• Exercise objective: Pick out every line of the listing that contains the string "label", matching case exactly, and copy each of those lines.

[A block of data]
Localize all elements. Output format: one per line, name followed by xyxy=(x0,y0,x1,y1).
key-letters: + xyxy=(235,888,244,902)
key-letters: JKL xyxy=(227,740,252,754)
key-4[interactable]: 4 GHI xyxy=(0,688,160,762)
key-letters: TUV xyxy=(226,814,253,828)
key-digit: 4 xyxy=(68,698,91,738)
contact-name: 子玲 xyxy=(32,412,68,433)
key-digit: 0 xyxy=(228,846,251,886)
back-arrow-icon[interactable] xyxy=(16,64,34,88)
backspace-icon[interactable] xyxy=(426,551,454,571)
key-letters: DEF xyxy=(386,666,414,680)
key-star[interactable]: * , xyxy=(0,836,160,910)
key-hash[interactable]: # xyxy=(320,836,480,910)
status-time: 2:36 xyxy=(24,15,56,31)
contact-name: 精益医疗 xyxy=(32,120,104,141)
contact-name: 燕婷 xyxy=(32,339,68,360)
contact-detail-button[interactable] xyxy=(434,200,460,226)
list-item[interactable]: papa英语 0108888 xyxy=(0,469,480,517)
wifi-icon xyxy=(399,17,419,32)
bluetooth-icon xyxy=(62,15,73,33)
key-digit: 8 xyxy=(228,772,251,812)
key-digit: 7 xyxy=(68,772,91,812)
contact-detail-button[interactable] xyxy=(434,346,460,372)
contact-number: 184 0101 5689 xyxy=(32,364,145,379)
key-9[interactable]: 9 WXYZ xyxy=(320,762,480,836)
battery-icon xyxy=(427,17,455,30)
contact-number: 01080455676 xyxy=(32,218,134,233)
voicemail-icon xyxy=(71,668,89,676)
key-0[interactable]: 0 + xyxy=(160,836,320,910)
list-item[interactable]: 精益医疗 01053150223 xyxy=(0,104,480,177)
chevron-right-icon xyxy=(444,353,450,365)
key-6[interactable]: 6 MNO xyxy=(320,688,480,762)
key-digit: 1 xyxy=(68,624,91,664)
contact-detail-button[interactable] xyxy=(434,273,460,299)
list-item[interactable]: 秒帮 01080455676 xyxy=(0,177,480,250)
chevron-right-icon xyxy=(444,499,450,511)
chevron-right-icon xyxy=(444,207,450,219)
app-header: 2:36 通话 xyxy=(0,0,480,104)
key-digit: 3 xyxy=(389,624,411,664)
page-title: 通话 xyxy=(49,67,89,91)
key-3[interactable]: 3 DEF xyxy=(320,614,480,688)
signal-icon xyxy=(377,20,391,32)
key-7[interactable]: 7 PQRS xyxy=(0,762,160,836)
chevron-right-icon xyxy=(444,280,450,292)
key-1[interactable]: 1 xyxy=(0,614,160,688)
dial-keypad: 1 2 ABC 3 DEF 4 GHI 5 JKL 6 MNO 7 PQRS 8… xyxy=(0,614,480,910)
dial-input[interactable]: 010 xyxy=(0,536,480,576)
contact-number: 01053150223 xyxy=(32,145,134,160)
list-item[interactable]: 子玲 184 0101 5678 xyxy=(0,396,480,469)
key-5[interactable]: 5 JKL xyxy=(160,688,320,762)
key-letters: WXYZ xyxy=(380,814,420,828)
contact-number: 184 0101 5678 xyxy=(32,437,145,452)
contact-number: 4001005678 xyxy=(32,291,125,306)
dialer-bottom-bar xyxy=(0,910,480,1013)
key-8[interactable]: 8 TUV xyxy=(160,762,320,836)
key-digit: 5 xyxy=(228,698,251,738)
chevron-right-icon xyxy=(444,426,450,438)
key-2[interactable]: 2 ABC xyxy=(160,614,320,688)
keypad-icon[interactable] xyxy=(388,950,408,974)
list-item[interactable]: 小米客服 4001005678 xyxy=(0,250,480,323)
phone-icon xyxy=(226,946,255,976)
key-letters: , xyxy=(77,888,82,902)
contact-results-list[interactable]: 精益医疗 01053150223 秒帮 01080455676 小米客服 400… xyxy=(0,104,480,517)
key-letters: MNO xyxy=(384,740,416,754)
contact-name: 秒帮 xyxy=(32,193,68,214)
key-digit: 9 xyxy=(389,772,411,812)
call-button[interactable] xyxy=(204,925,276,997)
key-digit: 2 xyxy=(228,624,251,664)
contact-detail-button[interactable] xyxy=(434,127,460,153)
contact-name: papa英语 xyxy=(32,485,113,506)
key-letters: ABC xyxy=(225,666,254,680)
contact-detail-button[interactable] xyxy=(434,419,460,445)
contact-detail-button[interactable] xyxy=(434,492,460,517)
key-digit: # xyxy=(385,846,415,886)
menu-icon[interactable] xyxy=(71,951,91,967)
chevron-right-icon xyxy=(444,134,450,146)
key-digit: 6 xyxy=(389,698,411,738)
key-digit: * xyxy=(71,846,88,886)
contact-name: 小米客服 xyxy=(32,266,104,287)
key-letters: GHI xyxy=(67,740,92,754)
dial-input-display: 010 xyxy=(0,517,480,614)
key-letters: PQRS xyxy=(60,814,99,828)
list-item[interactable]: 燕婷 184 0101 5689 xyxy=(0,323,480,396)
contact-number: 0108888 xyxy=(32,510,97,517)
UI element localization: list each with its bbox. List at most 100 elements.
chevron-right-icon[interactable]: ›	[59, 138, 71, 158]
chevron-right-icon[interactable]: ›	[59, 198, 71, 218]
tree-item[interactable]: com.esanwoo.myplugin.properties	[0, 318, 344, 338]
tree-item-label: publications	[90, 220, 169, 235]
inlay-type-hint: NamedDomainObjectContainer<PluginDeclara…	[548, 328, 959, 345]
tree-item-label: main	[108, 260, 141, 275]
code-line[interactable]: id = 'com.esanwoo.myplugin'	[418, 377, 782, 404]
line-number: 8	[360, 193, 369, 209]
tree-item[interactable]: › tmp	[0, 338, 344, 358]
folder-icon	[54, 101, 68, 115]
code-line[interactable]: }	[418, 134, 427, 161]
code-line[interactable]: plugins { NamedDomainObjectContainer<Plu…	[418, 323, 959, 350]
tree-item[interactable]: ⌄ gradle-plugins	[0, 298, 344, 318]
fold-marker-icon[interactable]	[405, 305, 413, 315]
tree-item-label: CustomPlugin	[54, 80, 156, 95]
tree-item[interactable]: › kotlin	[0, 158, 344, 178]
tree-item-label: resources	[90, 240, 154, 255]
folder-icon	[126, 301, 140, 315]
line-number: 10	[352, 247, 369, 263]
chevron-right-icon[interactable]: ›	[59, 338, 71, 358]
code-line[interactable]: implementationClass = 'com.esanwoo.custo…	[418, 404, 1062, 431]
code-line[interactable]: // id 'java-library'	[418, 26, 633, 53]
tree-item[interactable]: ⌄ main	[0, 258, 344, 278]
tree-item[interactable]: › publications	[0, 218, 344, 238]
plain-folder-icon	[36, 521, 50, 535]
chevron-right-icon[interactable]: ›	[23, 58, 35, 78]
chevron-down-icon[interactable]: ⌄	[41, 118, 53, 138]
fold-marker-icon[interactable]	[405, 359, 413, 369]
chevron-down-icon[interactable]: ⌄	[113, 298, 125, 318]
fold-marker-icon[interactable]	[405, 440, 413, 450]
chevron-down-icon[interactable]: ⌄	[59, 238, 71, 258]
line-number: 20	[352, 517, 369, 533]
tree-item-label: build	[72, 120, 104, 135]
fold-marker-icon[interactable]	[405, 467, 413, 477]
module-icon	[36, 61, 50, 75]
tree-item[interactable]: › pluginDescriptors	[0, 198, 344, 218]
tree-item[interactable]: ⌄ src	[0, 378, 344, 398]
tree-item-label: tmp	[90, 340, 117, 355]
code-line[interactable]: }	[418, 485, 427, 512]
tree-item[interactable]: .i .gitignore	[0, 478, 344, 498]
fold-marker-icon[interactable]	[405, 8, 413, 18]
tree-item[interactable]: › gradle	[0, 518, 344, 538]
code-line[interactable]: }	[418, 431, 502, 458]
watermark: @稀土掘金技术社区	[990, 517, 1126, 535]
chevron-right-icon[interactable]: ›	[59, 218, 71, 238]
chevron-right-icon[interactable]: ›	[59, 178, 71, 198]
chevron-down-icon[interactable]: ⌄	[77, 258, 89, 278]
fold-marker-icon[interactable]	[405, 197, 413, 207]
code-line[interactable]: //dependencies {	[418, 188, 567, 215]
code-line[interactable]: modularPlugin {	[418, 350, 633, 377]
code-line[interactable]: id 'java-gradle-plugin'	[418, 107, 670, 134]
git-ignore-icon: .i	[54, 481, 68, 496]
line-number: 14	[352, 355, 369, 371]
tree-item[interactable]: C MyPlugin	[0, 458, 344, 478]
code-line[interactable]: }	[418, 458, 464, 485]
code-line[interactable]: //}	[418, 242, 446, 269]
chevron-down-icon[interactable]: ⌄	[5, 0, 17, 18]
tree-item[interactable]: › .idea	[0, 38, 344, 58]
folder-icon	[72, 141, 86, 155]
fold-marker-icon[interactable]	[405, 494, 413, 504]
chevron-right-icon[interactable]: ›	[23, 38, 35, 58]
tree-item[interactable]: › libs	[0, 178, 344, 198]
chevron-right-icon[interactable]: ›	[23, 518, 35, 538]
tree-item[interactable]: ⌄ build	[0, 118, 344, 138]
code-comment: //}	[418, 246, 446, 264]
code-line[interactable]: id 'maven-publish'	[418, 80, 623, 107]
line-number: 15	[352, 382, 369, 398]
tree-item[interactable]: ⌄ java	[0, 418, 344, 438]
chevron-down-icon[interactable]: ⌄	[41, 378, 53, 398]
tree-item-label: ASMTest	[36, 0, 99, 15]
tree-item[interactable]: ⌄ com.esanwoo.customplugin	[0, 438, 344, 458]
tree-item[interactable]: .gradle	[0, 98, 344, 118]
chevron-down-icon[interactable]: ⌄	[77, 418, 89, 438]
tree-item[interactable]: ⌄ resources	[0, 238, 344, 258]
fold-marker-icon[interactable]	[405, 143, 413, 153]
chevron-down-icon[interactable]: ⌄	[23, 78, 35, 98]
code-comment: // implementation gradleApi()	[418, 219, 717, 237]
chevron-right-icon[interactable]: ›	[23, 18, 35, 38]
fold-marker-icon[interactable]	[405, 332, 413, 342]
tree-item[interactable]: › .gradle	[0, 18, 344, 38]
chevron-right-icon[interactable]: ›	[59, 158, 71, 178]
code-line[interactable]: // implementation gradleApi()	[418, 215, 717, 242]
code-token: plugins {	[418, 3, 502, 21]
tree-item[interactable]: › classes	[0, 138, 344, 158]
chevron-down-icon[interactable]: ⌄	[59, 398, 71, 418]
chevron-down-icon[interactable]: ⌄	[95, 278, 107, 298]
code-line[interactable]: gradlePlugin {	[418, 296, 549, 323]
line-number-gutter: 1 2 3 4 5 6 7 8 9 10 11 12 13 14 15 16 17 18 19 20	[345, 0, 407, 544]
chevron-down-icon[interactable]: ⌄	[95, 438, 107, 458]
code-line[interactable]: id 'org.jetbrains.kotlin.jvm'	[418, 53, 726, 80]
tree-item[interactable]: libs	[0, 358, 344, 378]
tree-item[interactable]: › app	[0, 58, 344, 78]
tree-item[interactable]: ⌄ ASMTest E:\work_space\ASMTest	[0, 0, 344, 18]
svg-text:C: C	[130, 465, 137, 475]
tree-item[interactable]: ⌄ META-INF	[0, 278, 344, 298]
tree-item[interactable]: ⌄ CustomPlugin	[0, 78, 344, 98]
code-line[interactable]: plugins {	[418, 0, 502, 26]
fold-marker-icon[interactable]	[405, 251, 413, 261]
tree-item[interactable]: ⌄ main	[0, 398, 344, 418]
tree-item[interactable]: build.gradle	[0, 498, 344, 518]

• Answer to this problem:
tree-item-label: publications	[90, 220, 169, 235]
tree-item-label: main	[108, 260, 141, 275]
tree-item-label: CustomPlugin	[54, 80, 156, 95]
tree-item-label: resources	[90, 240, 154, 255]
tree-item-label: build	[72, 120, 104, 135]
tree-item-label: tmp	[90, 340, 117, 355]
tree-item-label: ASMTest	[36, 0, 99, 15]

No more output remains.